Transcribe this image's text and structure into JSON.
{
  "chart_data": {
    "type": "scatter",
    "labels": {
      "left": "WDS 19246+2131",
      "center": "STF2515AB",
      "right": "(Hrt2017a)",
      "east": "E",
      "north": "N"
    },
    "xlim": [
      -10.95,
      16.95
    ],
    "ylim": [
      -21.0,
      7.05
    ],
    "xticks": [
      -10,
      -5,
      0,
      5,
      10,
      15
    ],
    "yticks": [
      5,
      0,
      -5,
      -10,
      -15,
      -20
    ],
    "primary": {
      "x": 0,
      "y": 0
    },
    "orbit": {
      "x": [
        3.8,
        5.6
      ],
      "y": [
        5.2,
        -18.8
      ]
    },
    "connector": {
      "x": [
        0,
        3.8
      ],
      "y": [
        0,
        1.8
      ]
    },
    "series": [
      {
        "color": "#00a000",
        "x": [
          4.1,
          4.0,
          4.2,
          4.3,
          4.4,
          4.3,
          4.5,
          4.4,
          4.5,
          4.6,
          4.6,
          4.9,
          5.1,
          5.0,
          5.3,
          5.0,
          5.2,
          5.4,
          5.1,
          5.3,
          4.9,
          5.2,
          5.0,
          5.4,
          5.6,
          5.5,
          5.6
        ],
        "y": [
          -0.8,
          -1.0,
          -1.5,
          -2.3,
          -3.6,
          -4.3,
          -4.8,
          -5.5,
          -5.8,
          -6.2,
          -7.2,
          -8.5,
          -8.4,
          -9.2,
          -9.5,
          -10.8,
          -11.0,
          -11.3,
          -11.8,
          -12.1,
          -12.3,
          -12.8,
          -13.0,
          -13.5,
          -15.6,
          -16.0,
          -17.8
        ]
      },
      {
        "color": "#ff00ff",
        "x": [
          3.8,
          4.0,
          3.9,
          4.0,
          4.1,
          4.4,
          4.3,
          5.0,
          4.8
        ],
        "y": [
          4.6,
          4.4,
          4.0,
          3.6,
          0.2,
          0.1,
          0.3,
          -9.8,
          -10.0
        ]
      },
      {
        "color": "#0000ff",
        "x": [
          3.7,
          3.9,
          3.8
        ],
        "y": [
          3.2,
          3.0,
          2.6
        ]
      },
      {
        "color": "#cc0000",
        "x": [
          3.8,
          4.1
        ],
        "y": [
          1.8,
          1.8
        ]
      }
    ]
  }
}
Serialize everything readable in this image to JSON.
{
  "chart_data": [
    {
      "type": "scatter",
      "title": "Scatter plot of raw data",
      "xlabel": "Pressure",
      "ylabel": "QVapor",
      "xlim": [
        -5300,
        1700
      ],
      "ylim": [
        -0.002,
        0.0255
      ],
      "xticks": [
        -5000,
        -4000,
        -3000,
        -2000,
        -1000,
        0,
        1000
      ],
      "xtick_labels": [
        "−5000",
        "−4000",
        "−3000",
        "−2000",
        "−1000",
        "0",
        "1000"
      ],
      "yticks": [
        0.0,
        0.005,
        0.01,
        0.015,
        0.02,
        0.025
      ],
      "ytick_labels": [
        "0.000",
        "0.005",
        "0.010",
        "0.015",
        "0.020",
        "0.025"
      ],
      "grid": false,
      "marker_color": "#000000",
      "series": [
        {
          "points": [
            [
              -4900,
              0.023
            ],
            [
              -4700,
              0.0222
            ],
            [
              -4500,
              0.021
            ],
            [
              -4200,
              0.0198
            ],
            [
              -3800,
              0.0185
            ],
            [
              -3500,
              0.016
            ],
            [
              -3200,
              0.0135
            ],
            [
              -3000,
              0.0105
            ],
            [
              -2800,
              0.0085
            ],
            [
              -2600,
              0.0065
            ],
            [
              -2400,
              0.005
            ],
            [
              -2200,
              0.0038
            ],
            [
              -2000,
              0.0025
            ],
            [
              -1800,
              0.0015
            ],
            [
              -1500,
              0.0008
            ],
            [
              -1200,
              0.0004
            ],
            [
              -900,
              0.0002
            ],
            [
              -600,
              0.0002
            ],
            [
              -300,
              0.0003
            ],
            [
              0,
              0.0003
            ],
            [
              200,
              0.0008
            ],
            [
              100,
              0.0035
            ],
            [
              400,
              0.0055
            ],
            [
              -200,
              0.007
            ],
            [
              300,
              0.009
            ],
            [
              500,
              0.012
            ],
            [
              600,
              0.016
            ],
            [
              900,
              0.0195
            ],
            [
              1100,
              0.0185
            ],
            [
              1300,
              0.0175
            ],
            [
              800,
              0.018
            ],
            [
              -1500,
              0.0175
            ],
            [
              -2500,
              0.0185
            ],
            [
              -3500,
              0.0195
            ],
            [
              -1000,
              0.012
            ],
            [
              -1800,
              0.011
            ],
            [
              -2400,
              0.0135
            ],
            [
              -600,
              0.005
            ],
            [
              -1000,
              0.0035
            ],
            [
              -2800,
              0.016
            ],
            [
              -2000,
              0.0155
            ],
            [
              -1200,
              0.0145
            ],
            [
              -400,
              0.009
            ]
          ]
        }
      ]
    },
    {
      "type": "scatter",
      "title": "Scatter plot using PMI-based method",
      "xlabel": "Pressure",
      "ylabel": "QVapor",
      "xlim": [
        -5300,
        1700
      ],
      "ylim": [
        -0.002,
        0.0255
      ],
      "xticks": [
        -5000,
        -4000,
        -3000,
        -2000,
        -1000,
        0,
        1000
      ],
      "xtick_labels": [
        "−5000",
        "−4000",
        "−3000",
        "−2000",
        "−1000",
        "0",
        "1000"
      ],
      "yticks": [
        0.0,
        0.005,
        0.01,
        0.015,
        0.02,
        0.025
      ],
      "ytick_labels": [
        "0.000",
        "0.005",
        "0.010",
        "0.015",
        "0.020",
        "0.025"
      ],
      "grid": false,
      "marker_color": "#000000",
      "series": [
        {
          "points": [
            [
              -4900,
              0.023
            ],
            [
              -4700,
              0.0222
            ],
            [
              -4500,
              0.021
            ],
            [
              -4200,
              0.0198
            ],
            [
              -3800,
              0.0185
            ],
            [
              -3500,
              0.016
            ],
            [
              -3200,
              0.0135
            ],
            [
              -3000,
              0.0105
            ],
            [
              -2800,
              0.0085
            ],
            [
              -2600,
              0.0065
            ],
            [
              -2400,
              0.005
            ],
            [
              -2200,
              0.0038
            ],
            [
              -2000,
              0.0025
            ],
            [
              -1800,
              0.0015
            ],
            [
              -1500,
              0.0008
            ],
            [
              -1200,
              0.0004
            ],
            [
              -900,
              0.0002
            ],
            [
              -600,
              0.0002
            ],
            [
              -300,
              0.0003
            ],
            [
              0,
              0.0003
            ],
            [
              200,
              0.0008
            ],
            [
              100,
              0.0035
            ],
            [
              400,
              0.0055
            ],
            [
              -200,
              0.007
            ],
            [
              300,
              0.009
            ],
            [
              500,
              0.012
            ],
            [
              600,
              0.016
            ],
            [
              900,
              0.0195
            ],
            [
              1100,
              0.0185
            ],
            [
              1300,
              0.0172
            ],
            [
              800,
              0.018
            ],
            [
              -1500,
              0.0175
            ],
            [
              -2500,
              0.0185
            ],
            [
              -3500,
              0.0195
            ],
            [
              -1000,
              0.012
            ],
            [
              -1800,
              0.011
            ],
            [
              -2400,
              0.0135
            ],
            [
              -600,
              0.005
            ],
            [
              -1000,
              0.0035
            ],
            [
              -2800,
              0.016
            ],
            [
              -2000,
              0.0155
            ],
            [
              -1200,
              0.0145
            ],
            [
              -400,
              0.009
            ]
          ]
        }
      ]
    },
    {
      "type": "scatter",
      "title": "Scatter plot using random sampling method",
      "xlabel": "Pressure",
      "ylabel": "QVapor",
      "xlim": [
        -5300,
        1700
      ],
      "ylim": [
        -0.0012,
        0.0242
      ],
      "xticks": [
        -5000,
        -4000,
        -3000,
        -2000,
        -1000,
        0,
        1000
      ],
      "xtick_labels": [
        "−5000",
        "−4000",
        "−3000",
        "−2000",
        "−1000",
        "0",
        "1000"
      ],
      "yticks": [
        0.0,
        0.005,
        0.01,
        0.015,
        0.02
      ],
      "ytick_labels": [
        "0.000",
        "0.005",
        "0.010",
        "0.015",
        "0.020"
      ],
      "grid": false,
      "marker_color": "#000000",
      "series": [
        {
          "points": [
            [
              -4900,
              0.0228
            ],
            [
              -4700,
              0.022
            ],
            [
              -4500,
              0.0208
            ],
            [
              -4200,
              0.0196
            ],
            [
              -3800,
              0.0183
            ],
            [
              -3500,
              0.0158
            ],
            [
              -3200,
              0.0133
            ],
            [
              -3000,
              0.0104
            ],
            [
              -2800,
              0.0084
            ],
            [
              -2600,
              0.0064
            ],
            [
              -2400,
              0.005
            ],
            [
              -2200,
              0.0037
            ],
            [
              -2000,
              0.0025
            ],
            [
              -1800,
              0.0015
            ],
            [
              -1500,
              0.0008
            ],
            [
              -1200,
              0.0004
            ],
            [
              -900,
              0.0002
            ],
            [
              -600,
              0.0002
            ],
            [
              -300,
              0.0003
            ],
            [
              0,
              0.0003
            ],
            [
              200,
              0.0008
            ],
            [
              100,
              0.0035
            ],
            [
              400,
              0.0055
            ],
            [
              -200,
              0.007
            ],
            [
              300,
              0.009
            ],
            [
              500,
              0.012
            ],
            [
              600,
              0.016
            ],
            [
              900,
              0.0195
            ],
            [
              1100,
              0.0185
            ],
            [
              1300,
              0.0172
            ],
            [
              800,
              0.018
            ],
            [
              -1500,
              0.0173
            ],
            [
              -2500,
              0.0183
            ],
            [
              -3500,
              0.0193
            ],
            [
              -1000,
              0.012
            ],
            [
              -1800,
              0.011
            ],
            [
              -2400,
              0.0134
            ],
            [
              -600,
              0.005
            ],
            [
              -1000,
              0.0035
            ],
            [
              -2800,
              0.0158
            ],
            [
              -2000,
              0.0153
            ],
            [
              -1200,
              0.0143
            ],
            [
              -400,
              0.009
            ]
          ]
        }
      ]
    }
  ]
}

* _Given instruction_: Report the number of lines in the listing where the string "using" appears, and nothing besides.

* _Answer in full_: 2